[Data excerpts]
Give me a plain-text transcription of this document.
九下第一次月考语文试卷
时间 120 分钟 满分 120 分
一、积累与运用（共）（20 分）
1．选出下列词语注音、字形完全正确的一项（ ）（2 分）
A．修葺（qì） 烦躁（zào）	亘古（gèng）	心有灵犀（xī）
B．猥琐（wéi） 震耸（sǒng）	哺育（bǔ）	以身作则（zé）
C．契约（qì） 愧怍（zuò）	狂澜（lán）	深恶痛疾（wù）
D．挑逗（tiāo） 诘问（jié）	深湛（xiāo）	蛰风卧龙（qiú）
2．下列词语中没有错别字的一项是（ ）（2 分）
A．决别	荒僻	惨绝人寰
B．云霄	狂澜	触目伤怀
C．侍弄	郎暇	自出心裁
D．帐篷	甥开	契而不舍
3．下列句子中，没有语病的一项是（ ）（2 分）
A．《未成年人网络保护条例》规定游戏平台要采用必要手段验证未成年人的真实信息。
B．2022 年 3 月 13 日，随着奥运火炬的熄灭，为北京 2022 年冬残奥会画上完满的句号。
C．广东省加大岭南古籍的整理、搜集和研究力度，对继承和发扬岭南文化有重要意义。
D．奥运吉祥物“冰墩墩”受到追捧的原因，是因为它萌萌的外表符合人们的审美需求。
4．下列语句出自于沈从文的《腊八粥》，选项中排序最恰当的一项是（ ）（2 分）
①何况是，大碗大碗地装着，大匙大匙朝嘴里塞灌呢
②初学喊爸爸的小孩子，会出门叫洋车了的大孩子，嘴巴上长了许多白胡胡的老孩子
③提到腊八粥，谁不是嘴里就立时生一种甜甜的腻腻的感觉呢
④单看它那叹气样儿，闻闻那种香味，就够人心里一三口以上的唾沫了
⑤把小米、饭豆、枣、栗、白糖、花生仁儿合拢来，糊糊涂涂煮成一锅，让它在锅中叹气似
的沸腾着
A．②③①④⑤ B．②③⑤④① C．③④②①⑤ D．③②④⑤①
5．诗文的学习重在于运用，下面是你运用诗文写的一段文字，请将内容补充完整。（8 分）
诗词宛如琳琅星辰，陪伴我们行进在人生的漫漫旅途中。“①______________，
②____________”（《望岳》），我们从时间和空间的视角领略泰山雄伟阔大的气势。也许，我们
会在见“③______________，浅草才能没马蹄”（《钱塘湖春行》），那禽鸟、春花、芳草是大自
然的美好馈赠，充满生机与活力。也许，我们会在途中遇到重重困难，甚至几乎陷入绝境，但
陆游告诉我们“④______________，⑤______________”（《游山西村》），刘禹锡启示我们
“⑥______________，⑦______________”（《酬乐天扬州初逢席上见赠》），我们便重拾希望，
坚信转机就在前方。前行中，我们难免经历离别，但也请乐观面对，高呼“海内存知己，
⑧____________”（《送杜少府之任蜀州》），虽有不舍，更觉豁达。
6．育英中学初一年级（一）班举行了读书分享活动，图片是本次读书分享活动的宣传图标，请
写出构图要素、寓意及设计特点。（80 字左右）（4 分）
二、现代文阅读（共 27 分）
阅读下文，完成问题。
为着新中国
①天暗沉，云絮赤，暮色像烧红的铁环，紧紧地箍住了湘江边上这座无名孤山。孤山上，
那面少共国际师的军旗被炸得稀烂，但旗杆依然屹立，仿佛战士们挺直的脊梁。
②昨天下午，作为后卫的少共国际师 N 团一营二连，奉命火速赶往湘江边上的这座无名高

What to produce:
Reproduce every record, matching each line exactly.

Written solution:
Give me a plain-text transcription of this document.
九下第一次月考语文试卷
时间 120 分钟 满分 120 分
一、积累与运用（共）（20 分）
1．选出下列词语注音、字形完全正确的一项（ ）（2 分）
A．修葺（qì） 烦躁（zào）	亘古（gèng）	心有灵犀（xī）
B．猥琐（wéi） 震耸（sǒng）	哺育（bǔ）	以身作则（zé）
C．契约（qì） 愧怍（zuò）	狂澜（lán）	深恶痛疾（wù）
D．挑逗（tiāo） 诘问（jié）	深湛（xiāo）	蛰风卧龙（qiú）
2．下列词语中没有错别字的一项是（ ）（2 分）
A．决别	荒僻	惨绝人寰
B．云霄	狂澜	触目伤怀
C．侍弄	郎暇	自出心裁
D．帐篷	甥开	契而不舍
3．下列句子中，没有语病的一项是（ ）（2 分）
A．《未成年人网络保护条例》规定游戏平台要采用必要手段验证未成年人的真实信息。
B．2022 年 3 月 13 日，随着奥运火炬的熄灭，为北京 2022 年冬残奥会画上完满的句号。
C．广东省加大岭南古籍的整理、搜集和研究力度，对继承和发扬岭南文化有重要意义。
D．奥运吉祥物“冰墩墩”受到追捧的原因，是因为它萌萌的外表符合人们的审美需求。
4．下列语句出自于沈从文的《腊八粥》，选项中排序最恰当的一项是（ ）（2 分）
①何况是，大碗大碗地装着，大匙大匙朝嘴里塞灌呢
②初学喊爸爸的小孩子，会出门叫洋车了的大孩子，嘴巴上长了许多白胡胡的老孩子
③提到腊八粥，谁不是嘴里就立时生一种甜甜的腻腻的感觉呢
④单看它那叹气样儿，闻闻那种香味，就够人心里一三口以上的唾沫了
⑤把小米、饭豆、枣、栗、白糖、花生仁儿合拢来，糊糊涂涂煮成一锅，让它在锅中叹气似
的沸腾着
A．②③①④⑤ B．②③⑤④① C．③④②①⑤ D．③②④⑤①
5．诗文的学习重在于运用，下面是你运用诗文写的一段文字，请将内容补充完整。（8 分）
诗词宛如琳琅星辰，陪伴我们行进在人生的漫漫旅途中。“①______________，
②____________”（《望岳》），我们从时间和空间的视角领略泰山雄伟阔大的气势。也许，我们
会在见“③______________，浅草才能没马蹄”（《钱塘湖春行》），那禽鸟、春花、芳草是大自
然的美好馈赠，充满生机与活力。也许，我们会在途中遇到重重困难，甚至几乎陷入绝境，但
陆游告诉我们“④______________，⑤______________”（《游山西村》），刘禹锡启示我们
“⑥______________，⑦______________”（《酬乐天扬州初逢席上见赠》），我们便重拾希望，
坚信转机就在前方。前行中，我们难免经历离别，但也请乐观面对，高呼“海内存知己，
⑧____________”（《送杜少府之任蜀州》），虽有不舍，更觉豁达。
6．育英中学初一年级（一）班举行了读书分享活动，图片是本次读书分享活动的宣传图标，请
写出构图要素、寓意及设计特点。（80 字左右）（4 分）
二、现代文阅读（共 27 分）
阅读下文，完成问题。
为着新中国
①天暗沉，云絮赤，暮色像烧红的铁环，紧紧地箍住了湘江边上这座无名孤山。孤山上，
那面少共国际师的军旗被炸得稀烂，但旗杆依然屹立，仿佛战士们挺直的脊梁。
②昨天下午，作为后卫的少共国际师 N 团一营二连，奉命火速赶往湘江边上的这座无名高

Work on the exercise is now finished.